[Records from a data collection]
--*--
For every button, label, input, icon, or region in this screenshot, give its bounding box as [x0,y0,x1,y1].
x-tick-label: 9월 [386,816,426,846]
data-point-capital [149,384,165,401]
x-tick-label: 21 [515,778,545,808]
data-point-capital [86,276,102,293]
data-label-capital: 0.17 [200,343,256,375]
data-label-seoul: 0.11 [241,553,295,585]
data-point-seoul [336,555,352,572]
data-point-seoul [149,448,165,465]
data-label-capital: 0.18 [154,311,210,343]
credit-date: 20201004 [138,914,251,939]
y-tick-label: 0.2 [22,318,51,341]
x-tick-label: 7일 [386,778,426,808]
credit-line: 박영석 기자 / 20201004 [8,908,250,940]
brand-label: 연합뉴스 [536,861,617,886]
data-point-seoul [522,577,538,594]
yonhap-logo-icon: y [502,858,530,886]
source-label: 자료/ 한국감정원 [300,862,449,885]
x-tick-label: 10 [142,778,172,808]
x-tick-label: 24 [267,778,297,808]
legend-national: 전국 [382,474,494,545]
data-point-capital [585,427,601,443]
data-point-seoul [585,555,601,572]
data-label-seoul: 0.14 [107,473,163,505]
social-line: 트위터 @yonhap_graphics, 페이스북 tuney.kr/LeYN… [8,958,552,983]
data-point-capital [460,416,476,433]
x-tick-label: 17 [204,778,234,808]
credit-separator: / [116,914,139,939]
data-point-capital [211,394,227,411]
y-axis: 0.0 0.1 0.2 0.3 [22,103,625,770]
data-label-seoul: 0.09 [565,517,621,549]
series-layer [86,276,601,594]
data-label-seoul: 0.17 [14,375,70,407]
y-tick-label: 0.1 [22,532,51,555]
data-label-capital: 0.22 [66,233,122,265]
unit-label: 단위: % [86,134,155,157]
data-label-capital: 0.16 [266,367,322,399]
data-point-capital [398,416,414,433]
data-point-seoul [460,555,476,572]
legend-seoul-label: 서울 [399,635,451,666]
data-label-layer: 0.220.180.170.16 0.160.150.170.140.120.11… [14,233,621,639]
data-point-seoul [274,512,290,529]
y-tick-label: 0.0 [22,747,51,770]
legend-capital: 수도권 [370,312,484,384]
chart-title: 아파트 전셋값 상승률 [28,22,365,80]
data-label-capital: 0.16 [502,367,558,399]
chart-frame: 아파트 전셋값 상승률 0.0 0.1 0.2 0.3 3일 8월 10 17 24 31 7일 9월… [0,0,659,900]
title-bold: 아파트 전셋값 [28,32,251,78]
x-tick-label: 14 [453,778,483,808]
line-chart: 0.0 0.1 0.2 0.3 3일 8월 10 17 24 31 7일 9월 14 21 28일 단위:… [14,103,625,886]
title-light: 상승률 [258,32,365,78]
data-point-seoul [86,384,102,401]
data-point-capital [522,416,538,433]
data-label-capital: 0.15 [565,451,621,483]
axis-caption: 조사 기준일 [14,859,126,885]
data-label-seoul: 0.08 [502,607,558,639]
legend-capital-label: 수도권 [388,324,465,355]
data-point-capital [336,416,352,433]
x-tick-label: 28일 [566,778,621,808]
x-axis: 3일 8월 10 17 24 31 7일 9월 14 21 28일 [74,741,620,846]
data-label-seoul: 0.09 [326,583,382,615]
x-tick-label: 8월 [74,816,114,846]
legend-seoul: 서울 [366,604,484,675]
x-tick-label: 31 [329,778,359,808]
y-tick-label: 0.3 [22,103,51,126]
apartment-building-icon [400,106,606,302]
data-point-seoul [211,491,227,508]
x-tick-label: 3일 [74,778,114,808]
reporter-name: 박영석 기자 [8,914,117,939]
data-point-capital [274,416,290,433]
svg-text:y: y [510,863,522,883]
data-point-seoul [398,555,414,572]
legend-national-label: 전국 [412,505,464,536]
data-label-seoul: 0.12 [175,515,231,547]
--*--
== Required work ==
Express everything from the first line down to and including the line containing "legend-capital-label: 수도권 [388,324,465,355]" as a Markdown table with two columns, Row and Line. Leave out blank lines, and include no other lines.

== Task result ==
| Row | Line |
|---|---|
| 1 | For every button, label, input, icon, or region in this screenshot, give its bounding box as [x0,y0,x1,y1]. |
| 2 | x-tick-label: 9월 [386,816,426,846] |
| 3 | data-point-capital [149,384,165,401] |
| 4 | x-tick-label: 21 [515,778,545,808] |
| 5 | data-point-capital [86,276,102,293] |
| 6 | data-label-capital: 0.17 [200,343,256,375] |
| 7 | data-label-seoul: 0.11 [241,553,295,585] |
| 8 | data-point-seoul [336,555,352,572] |
| 9 | data-point-seoul [149,448,165,465] |
| 10 | data-label-capital: 0.18 [154,311,210,343] |
| 11 | credit-date: 20201004 [138,914,251,939] |
| 12 | y-tick-label: 0.2 [22,318,51,341] |
| 13 | x-tick-label: 7일 [386,778,426,808] |
| 14 | credit-line: 박영석 기자 / 20201004 [8,908,250,940] |
| 15 | brand-label: 연합뉴스 [536,861,617,886] |
| 16 | data-point-seoul [522,577,538,594] |
| 17 | yonhap-logo-icon: y [502,858,530,886] |
| 18 | source-label: 자료/ 한국감정원 [300,862,449,885] |
| 19 | x-tick-label: 10 [142,778,172,808] |
| 20 | x-tick-label: 24 [267,778,297,808] |
| 21 | legend-national: 전국 [382,474,494,545] |
| 22 | data-point-capital [585,427,601,443] |
| 23 | data-point-seoul [585,555,601,572] |
| 24 | data-label-seoul: 0.14 [107,473,163,505] |
| 25 | social-line: 트위터 @yonhap_graphics, 페이스북 tuney.kr/LeYN… [8,958,552,983] |
| 26 | data-point-capital [460,416,476,433] |
| 27 | x-tick-label: 17 [204,778,234,808] |
| 28 | credit-separator: / [116,914,139,939] |
| 29 | data-point-capital [211,394,227,411] |
| 30 | y-axis: 0.0 0.1 0.2 0.3 [22,103,625,770] |
| 31 | data-label-seoul: 0.09 [565,517,621,549] |
| 32 | series-layer [86,276,601,594] |
| 33 | data-label-seoul: 0.17 [14,375,70,407] |
| 34 | y-tick-label: 0.1 [22,532,51,555] |
| 35 | data-label-capital: 0.22 [66,233,122,265] |
| 36 | unit-label: 단위: % [86,134,155,157] |
| 37 | data-label-capital: 0.16 [266,367,322,399] |
| 38 | data-point-capital [398,416,414,433] |
| 39 | data-point-seoul [460,555,476,572] |
| 40 | legend-seoul-label: 서울 [399,635,451,666] |
| 41 | data-label-layer: 0.220.180.170.16 0.160.150.170.140.120.11… [14,233,621,639] |
| 42 | data-point-seoul [274,512,290,529] |
| 43 | y-tick-label: 0.0 [22,747,51,770] |
| 44 | legend-capital: 수도권 [370,312,484,384] |
| 45 | chart-title: 아파트 전셋값 상승률 [28,22,365,80] |
| 46 | data-label-capital: 0.16 [502,367,558,399] |
| 47 | chart-frame: 아파트 전셋값 상승률 0.0 0.1 0.2 0.3 3일 8월 10 17 24 31 7일 9월… [0,0,659,900] |
| 48 | title-bold: 아파트 전셋값 [28,32,251,78] |
| 49 | x-tick-label: 14 [453,778,483,808] |
| 50 | line-chart: 0.0 0.1 0.2 0.3 3일 8월 10 17 24 31 7일 9월 14 21 28일 단위:… [14,103,625,886] |
| 51 | title-light: 상승률 [258,32,365,78] |
| 52 | data-point-seoul [86,384,102,401] |
| 53 | data-point-capital [522,416,538,433] |
| 54 | data-label-capital: 0.15 [565,451,621,483] |
| 55 | axis-caption: 조사 기준일 [14,859,126,885] |
| 56 | data-label-seoul: 0.08 [502,607,558,639] |
| 57 | legend-capital-label: 수도권 [388,324,465,355] |